(Data entries for graphics)
☆ ☆ ☆ ☆ ☆ ☆ ☆
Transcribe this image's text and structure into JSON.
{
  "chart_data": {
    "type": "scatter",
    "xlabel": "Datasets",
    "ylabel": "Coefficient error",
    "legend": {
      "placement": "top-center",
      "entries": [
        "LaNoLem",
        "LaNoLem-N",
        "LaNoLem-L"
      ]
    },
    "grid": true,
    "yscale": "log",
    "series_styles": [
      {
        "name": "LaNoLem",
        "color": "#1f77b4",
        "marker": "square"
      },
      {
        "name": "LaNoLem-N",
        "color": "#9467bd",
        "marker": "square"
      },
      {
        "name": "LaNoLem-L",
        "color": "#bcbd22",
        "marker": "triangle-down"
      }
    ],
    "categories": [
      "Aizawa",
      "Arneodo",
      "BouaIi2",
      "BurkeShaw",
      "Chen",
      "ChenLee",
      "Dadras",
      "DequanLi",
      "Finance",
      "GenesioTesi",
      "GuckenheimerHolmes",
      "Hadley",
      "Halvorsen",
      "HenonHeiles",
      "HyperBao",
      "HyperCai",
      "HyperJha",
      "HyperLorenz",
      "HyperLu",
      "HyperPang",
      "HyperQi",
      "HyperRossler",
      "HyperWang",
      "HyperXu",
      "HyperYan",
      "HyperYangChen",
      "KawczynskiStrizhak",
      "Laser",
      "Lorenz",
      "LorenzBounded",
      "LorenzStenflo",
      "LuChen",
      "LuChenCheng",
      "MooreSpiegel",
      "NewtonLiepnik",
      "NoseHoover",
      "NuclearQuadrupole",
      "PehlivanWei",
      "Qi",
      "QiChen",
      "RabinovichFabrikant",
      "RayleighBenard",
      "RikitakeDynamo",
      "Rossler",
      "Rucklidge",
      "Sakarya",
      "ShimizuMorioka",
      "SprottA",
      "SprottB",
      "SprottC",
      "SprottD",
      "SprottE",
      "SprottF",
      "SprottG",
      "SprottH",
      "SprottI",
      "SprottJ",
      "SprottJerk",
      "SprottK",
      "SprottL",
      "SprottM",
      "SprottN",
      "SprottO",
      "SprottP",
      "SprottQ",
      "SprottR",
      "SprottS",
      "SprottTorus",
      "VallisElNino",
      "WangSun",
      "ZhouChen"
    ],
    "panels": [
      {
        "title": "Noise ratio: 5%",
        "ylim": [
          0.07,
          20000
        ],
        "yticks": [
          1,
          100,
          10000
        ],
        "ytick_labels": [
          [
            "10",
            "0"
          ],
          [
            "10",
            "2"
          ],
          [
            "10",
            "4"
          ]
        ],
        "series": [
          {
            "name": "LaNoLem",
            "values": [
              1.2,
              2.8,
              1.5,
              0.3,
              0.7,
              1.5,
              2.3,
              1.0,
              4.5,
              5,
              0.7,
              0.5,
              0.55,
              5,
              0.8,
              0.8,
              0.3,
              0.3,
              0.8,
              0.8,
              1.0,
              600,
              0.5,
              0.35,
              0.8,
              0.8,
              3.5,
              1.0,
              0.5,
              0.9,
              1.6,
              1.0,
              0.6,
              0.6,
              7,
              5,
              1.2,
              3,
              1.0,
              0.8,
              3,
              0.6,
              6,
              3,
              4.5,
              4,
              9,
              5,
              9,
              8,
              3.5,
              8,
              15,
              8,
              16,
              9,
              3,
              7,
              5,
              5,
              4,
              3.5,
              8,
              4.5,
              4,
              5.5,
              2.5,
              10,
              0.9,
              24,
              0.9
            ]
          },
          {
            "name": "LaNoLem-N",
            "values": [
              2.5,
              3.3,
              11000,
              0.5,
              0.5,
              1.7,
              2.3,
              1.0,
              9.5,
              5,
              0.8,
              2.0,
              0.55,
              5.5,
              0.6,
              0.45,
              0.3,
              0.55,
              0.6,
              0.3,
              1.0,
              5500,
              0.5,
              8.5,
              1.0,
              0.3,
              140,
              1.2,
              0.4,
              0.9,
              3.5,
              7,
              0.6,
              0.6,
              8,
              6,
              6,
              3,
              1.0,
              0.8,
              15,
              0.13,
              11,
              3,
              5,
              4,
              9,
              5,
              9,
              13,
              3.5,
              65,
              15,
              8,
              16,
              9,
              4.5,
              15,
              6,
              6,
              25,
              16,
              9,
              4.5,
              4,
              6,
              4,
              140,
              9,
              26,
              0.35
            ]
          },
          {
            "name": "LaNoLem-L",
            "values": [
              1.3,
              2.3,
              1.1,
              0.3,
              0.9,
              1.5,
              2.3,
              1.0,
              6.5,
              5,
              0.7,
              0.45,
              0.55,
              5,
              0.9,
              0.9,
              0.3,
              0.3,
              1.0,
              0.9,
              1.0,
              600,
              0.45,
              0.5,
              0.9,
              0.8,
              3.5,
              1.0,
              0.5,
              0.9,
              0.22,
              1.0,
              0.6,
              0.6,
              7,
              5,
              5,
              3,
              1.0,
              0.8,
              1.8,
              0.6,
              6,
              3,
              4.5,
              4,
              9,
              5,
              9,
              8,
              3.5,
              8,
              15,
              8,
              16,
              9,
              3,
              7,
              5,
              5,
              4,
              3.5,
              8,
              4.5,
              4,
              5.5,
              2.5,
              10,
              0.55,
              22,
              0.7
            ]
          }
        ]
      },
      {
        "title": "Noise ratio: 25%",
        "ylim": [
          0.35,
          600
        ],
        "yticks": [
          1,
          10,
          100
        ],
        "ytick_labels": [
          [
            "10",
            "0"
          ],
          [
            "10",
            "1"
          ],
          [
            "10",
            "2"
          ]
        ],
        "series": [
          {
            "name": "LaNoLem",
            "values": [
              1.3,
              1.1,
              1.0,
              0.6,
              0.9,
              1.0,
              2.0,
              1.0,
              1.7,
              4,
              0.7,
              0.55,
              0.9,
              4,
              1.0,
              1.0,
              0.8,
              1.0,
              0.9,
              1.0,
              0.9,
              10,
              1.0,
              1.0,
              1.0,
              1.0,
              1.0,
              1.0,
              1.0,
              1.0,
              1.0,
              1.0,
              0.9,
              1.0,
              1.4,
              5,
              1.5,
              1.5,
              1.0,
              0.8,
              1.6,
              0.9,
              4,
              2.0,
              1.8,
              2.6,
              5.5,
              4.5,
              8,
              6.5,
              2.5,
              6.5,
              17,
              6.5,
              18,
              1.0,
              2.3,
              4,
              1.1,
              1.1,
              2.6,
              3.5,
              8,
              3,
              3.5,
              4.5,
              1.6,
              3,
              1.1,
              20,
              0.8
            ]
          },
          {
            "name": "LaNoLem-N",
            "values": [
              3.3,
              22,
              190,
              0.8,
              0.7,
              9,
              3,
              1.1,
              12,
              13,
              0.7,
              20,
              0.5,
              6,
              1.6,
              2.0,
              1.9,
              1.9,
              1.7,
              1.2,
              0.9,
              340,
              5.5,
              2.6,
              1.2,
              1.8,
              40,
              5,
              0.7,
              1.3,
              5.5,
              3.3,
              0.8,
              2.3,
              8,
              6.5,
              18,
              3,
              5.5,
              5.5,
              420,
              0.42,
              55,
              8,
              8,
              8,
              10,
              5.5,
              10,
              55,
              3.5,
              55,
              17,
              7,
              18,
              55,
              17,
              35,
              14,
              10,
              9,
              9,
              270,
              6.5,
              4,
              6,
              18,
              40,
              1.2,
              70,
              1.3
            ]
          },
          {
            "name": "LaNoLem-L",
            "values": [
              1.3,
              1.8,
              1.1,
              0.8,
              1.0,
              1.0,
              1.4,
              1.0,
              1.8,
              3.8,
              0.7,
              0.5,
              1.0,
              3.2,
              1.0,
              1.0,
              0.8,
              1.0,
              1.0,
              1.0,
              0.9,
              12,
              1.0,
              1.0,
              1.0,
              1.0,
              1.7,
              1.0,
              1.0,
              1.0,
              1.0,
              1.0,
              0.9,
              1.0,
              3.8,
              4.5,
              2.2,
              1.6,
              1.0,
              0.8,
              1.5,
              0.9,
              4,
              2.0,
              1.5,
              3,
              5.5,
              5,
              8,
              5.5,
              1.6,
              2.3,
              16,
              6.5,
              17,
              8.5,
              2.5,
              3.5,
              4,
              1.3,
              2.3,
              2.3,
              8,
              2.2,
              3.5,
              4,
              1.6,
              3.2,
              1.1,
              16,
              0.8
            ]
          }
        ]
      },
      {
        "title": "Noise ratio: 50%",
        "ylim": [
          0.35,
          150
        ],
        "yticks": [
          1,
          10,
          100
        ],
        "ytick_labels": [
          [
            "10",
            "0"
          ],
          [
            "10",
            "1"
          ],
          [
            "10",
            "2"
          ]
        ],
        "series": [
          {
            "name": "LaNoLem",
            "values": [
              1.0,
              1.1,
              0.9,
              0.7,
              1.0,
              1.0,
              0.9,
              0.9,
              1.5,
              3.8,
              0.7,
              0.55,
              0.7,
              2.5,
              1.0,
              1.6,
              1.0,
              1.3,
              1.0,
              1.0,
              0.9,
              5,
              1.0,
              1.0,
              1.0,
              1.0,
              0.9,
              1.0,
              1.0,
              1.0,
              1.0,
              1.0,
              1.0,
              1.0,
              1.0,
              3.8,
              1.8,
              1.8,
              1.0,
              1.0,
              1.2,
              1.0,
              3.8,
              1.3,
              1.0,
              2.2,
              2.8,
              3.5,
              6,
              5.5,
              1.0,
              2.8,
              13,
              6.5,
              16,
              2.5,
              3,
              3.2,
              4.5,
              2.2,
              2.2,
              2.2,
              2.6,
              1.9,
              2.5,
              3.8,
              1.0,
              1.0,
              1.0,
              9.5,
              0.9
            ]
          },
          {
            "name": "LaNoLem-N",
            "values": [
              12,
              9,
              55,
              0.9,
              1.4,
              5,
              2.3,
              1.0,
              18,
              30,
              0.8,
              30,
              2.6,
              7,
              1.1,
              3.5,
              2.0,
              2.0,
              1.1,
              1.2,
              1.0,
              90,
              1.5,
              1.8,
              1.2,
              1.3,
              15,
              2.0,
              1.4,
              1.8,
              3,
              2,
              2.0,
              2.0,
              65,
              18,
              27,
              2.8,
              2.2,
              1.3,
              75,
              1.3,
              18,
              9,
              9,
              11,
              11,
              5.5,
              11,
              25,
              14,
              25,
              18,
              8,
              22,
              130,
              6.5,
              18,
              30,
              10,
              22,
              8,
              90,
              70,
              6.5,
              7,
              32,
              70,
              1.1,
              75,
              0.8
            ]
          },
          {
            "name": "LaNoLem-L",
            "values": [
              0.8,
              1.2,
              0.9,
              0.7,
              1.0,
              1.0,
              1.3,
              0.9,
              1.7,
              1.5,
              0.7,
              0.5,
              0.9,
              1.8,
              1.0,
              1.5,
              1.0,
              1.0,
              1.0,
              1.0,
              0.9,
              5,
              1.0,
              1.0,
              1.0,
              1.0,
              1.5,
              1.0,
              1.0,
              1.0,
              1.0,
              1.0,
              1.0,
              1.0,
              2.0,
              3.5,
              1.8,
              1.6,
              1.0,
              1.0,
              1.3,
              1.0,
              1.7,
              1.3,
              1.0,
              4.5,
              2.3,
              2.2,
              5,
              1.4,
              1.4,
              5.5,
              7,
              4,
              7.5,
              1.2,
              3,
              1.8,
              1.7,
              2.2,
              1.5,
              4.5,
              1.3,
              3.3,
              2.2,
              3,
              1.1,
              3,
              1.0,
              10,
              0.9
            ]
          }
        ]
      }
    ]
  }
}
☆ ☆ ☆ ☆ ☆ ☆ ☆
▶ **WHAT NEEDS TO BE DONE**
The lines needed are those in the data above that hold the string "color"; copy each of them.

▶ **SOLUTION TO THIS EXERCISE**
        "color": "#1f77b4",
        "color": "#9467bd",
        "color": "#bcbd22",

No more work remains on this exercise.